(Çalışma yönergeleri):
**A.** Fenerbahçe–Galatasaray maçıyla ilgili metne göre maç hangi kanaldan canlı yayınlanacak?
**B.** Fenerbahçe–Galatasaray maçıyla ilgili metni son cümlesinden sonra sürdürün.

(Alıntı):

Euroleague 20. Hafta | Fenerbahçe 85-80 Galatasaray Odeabank

Yenilmez Armada, Turkish Airlines Euroleague 20. Haftasında 26 Ocak Perşembe Saat 20.45'te Ülker Arena'da Fenerbahçe deplasmanına konuk olacak.Maç Bein Sports 3'ten canlı yayınlanacak.

TAKIM İSTATİSTİKLERİ ( Fenerbahçe - Galatasaray Odeabank )

Atılan Sayı: 77.8 – 79.8
Ribaund: 32.2 – 31.9
Asist: 18.0 – 19.5
Top çalma: 6.2 – 6.0
Blok: 3.2 – 3.8
İki sayı yüzdesi: %52.0 – %51.2
Üç sayı yüzdesi: %40.9 – %39.5
Serbest atış yüzdesi: %75.5 – %72.5
Verimlilik puanı: 88.6 – 89.2

İstatistik Liderleri (Fenerbahçe – Galatasaray Odeabank):
Sayı: Ekpe Udoh (12.2) – (11.5) Sinan Güler
Ribaund: Ekpe Udoh (7.5) – (5.5) Alex Tyus
Asist: Kostas Sloukas (4.8) – (5.7) Sinan Güler
Top Çalma: Jan Vesely (1.3) – (1.3) Sinan Güler
Blok Lideri: Ekpe Udoh (2.1) – (1.6) Alex Tyus
Verimlilik: Ekpe Udoh (20.1) – (13.8) Alex Tyus



 
Artık sahada neyımız var neyımız yok ortaya koyma vaktıdır bu macın genelınde sergıleyecegımız durus cok onemlı kabul fenerbahce kendı sahasında belkı euroleague'nin en iyi takımlarının basında gelıyor taraftarları da mac genelınde cırkeflıklerını esırgemeyecektır klasik ama artık tum bunlara ragmen sahada potansıyelımızı fazlasıyla gostermemız sart, kı ılerıye bır nebze umutla bakabılmek adına.
 
Bu maç bizim sahamızda olsaydı macabi maçının sonrasında yüksek ihtimal kazanabilirdik. Deplasmanda eğer karakter koyup, çirkefliklerden sinmezsek başa başa oynayabiliriz. Eski alışkanlığımıza dönüp sinersek maç bizim için çok zor geçer. İnşallah istim üstünde oynayıp ivmemizi decam ettirerek kazanabiliriz.
 
Ergin ataman'ın sevdiğim ve sevmediğim özellikleri var. Bir maçı kafasına hedef maç olarak koyarsa o maçı gidip alır, olmadı zorlarız ama hedef maç değilse son çeyrekte havlu sallarız. Bir sevmediğim özelliği daha var, o da çok fazla hedef maç belirlemez. Evimizdeki ilk maçta takım formsuzdu, birbirlerine alışıyorlardı vs. orası ayrı ama Ergin hoca maçın başında kazanacağımızı kafasına koymamıştı. Bu maçta son çeyrekten havlu atmadan karakter koyarsak, yenelim veya yenilelim taraftara da bir umut aşılar. Sonraki maçlara da taraftar gelir. Yani dünkü Maccabi maçından sonra baya kritik kazandı bu mücadele. Kazanırsak çok şey değişir tabi her anlamda.

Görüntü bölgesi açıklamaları
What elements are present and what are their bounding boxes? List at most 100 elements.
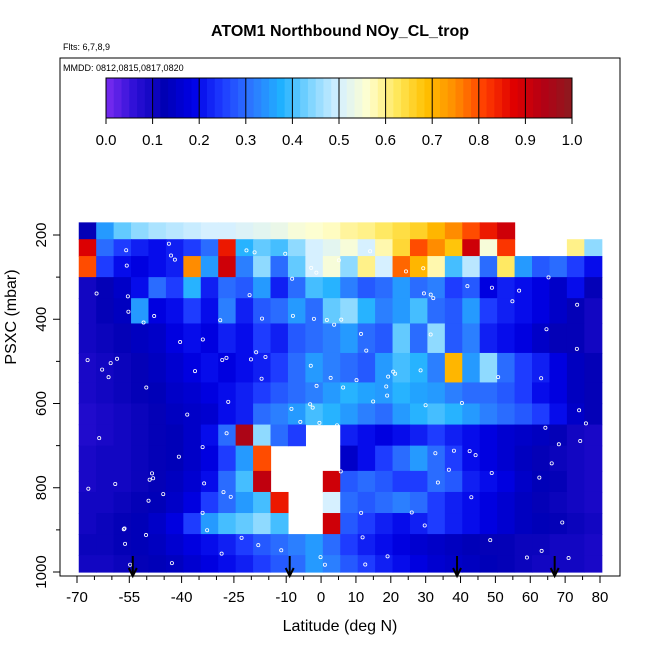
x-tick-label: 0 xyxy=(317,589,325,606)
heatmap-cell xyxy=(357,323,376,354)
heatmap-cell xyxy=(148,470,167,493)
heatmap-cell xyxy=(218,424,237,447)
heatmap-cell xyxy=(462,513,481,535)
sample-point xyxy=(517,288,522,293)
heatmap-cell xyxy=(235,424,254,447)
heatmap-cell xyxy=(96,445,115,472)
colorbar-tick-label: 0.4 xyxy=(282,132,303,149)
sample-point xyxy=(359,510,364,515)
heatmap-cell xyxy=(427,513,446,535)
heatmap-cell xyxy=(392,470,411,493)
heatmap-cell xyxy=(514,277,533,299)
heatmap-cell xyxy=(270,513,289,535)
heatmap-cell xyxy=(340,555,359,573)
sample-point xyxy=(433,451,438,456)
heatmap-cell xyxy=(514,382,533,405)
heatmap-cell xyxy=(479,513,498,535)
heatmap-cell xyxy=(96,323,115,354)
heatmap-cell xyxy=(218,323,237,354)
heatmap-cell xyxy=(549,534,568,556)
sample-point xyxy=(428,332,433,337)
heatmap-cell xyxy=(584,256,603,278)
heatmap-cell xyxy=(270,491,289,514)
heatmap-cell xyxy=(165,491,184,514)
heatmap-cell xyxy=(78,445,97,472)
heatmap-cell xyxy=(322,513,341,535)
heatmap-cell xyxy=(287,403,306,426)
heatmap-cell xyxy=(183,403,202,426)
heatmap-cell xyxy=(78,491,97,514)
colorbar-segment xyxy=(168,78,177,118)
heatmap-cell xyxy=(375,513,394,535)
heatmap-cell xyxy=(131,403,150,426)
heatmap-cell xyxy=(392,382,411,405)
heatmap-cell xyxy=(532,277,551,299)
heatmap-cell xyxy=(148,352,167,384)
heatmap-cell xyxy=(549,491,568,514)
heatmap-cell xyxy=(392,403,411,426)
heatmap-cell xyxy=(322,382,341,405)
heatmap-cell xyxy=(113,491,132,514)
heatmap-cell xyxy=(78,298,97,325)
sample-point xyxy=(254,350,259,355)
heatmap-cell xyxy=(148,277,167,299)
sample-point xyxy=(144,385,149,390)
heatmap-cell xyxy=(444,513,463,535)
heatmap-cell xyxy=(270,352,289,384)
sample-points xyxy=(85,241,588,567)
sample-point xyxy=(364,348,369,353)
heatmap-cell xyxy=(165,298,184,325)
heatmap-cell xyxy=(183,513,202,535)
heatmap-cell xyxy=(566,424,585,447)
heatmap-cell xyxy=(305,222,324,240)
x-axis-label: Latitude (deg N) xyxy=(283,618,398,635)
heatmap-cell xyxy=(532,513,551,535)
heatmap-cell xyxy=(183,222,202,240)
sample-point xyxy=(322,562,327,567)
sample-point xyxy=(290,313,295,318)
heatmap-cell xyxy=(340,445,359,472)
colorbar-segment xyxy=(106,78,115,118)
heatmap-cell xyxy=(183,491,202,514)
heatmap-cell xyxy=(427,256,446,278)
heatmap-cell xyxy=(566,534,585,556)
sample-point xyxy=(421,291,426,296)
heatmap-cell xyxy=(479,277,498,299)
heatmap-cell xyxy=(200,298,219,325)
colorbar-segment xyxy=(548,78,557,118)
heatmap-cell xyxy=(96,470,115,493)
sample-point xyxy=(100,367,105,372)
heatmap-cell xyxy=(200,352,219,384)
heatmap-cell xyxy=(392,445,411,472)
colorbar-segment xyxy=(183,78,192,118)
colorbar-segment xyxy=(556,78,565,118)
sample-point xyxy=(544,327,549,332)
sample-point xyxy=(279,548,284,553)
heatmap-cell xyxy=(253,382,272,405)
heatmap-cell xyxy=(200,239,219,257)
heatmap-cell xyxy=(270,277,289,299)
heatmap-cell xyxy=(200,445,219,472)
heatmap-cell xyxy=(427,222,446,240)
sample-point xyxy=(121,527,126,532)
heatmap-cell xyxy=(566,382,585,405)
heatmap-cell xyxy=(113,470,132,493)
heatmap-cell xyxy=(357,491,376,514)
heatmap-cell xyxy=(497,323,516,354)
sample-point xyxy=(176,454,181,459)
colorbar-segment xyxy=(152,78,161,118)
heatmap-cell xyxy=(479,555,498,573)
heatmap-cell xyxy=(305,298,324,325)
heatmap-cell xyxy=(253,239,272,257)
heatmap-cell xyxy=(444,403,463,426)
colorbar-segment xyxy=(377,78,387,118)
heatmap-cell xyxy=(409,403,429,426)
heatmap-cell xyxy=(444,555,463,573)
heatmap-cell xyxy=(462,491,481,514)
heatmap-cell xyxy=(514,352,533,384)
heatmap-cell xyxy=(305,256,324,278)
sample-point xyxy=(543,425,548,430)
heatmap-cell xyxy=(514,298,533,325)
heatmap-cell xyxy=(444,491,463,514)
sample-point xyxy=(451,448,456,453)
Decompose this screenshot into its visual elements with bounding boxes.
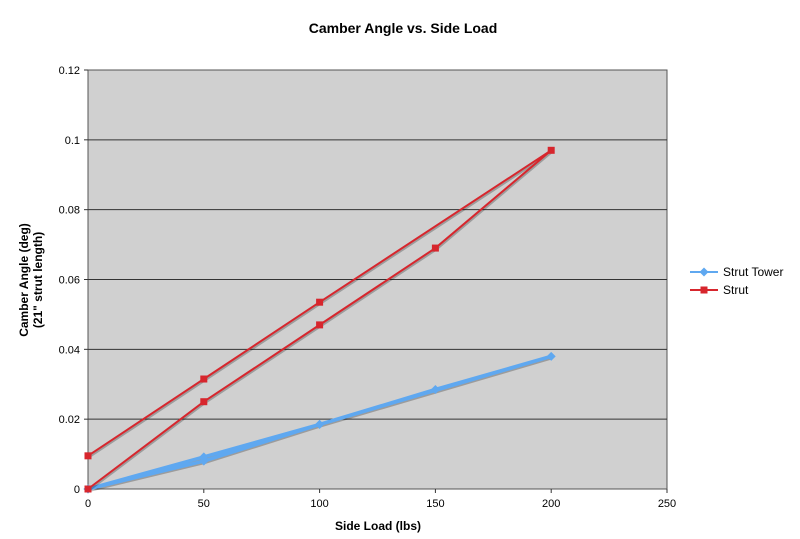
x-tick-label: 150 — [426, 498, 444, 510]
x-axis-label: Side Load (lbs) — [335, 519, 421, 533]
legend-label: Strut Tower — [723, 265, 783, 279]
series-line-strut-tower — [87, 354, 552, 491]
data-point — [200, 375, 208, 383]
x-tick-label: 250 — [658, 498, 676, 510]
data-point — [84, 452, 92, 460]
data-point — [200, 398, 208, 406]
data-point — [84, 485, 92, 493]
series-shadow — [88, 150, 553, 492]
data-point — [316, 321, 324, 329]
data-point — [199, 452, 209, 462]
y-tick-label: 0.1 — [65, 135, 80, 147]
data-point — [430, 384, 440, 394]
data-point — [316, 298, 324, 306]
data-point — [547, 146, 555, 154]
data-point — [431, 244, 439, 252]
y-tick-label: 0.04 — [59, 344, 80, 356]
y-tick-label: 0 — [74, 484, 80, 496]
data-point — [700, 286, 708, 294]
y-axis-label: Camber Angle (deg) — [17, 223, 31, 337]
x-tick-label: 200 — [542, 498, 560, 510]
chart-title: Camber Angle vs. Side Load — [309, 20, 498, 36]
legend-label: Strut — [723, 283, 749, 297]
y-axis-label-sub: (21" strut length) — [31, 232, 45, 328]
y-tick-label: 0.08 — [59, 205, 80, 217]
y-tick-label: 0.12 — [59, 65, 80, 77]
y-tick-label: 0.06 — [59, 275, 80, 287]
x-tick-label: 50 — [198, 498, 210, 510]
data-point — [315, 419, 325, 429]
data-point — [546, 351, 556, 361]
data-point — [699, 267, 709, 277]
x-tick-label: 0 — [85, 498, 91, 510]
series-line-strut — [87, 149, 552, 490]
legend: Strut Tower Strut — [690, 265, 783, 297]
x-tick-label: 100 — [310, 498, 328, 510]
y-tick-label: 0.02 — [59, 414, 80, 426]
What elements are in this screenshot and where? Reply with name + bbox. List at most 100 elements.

---

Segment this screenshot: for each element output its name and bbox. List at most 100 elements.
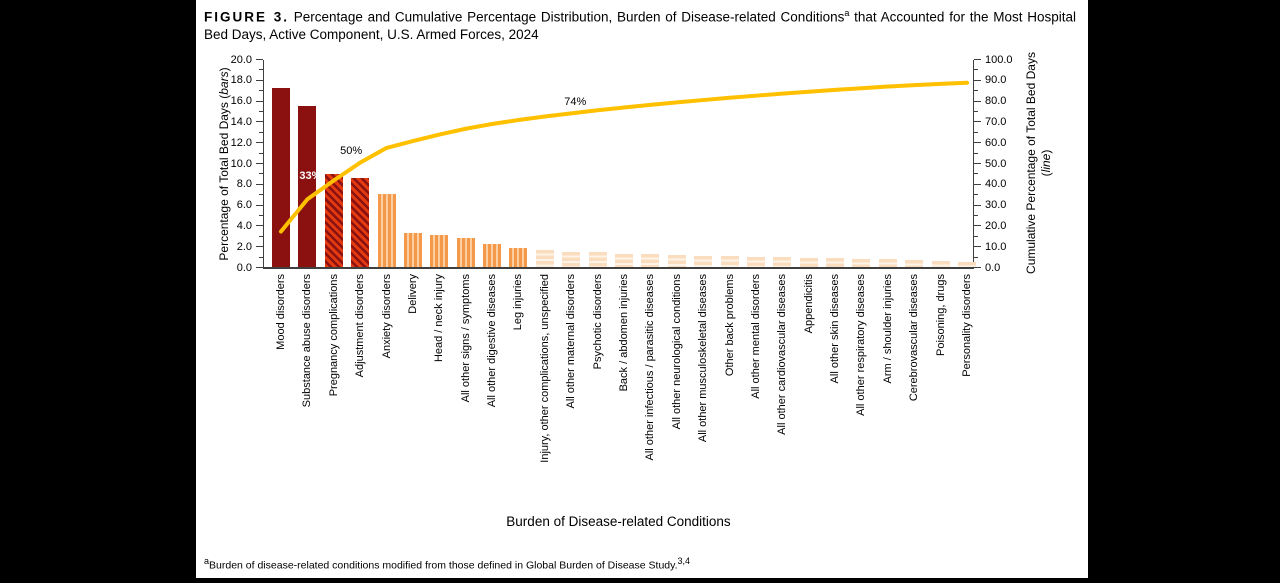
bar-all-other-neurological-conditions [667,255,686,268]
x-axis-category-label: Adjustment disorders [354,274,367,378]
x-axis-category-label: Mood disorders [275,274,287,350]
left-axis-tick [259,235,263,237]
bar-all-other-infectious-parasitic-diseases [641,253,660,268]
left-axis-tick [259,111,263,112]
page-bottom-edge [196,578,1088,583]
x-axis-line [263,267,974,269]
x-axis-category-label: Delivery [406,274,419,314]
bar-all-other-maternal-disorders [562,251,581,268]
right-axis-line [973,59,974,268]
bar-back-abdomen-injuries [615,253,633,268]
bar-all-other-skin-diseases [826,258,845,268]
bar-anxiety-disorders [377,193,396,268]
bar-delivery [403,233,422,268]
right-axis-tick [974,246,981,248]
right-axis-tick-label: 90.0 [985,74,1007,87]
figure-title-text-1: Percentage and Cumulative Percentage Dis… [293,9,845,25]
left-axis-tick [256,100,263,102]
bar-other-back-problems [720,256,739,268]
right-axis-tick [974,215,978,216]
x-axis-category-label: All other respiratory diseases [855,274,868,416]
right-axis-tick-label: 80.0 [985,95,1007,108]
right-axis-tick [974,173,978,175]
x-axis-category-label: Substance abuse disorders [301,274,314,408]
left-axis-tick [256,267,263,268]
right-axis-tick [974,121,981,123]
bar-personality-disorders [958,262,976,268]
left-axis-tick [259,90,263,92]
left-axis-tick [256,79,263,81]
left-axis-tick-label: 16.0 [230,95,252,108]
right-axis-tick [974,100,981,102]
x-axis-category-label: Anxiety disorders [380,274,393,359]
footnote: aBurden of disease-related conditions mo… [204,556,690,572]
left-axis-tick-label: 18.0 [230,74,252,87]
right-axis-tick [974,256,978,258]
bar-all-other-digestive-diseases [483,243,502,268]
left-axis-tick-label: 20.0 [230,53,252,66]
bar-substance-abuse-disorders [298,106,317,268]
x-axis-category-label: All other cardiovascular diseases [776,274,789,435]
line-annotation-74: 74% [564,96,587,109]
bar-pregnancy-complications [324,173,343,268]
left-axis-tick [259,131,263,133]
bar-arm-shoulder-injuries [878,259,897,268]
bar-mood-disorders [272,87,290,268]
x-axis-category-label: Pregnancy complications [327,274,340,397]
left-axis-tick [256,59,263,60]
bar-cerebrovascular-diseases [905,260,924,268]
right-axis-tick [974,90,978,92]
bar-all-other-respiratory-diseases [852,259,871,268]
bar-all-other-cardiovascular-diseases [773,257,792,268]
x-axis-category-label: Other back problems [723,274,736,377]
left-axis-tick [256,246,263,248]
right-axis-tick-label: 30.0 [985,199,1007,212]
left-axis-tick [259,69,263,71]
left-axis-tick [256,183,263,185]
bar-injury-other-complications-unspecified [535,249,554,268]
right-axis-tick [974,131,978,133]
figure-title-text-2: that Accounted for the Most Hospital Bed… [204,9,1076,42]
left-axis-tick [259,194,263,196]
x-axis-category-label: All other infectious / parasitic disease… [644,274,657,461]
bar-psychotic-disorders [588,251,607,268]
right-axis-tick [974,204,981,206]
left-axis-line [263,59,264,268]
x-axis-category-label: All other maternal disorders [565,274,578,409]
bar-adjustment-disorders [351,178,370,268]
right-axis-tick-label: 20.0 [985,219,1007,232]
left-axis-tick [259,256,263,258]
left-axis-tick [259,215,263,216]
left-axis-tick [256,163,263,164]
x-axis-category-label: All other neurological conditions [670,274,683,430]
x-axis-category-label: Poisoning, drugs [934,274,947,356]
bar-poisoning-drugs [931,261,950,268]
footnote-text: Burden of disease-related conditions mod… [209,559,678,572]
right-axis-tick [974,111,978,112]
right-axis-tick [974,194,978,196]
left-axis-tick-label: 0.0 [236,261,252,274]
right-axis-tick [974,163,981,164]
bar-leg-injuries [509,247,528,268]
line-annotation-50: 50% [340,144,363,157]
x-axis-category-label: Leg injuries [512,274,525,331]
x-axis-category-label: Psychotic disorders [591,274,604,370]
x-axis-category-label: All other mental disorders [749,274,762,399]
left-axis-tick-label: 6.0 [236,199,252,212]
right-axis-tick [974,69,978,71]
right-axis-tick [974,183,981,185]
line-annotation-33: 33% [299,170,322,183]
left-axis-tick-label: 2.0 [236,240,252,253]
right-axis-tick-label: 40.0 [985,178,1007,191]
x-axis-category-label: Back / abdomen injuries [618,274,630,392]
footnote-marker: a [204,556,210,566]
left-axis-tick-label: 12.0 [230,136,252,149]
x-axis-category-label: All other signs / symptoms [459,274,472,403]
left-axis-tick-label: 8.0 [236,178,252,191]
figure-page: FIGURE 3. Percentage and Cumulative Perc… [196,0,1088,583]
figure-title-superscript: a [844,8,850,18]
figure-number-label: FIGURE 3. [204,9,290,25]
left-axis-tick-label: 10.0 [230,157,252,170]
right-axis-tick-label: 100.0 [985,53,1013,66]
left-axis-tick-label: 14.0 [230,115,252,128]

---

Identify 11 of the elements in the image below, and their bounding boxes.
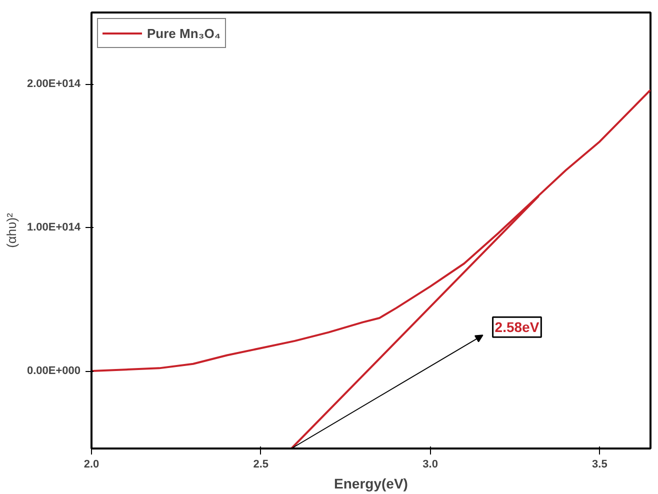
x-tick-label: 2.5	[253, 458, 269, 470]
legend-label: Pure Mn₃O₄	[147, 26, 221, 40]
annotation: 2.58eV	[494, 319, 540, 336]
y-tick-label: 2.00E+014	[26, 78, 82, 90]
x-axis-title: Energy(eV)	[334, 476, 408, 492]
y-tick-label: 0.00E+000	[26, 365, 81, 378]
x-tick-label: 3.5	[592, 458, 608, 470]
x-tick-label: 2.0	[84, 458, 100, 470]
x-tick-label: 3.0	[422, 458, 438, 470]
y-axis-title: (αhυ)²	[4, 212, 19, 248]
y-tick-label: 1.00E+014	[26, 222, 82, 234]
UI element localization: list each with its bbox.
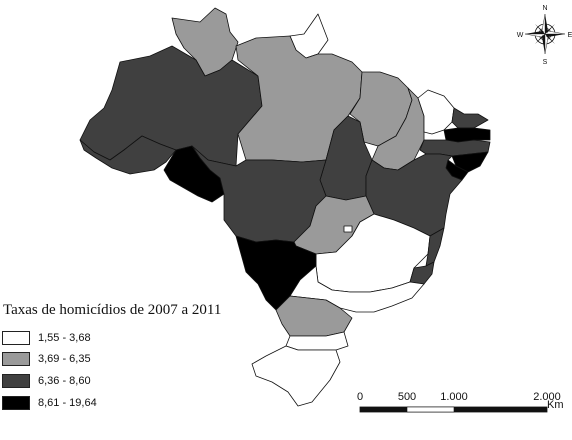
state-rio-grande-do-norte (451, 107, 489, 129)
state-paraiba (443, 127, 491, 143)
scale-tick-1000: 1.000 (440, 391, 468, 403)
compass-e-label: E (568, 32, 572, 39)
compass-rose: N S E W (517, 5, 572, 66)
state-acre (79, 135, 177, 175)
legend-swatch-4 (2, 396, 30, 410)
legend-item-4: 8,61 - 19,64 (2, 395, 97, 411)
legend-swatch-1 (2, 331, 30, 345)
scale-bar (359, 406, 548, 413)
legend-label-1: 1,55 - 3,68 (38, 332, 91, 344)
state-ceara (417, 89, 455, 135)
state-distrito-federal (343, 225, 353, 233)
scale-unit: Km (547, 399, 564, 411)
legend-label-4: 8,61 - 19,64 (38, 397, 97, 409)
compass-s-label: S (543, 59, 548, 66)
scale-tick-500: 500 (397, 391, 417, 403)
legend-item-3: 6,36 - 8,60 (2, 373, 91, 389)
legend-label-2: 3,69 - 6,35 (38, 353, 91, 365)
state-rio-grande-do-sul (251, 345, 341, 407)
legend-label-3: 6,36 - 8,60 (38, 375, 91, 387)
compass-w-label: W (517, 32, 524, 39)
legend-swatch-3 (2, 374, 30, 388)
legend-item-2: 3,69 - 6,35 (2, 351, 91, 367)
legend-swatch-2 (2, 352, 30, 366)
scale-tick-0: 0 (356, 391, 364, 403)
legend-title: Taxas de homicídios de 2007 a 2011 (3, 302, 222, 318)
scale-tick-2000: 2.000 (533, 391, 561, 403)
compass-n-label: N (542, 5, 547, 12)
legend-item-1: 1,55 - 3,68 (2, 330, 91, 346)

(Görev yanıtları):
**A.** Maç Bein Sports 3'ten canlı yayınlanacak.

**B.**
Onlar da derbi ve kendi sahalarında oynayacak olmalarından dolayı ayrı bir motivasyonla oynayacaktır. Kaldı ki her maça kazanmak için oynayan ve kazanma alışkanlığı olan bir takımdan bahsediyoruz. İlk maçta oyuncuların birbirine alışmadığından bahsettik. Pleiss'e Kasım'dan önce Duşan vol2 diyorduk şimdi farklı profilde bir oyuncu kazandık, Dentmon, Russ gibi bireysel ağırlıklı oyuncular yerine Fitipaldo gibi takımı oynatan bir oyuncu aldık. Son galibiyetlerle bir hava oluştu takımda. Kesinlikle maça kafadan kaybederek başlamamak gerekiyor. Yoksa dünkü Maccabi'ye yaptığımız yarın başımıza gelebilir.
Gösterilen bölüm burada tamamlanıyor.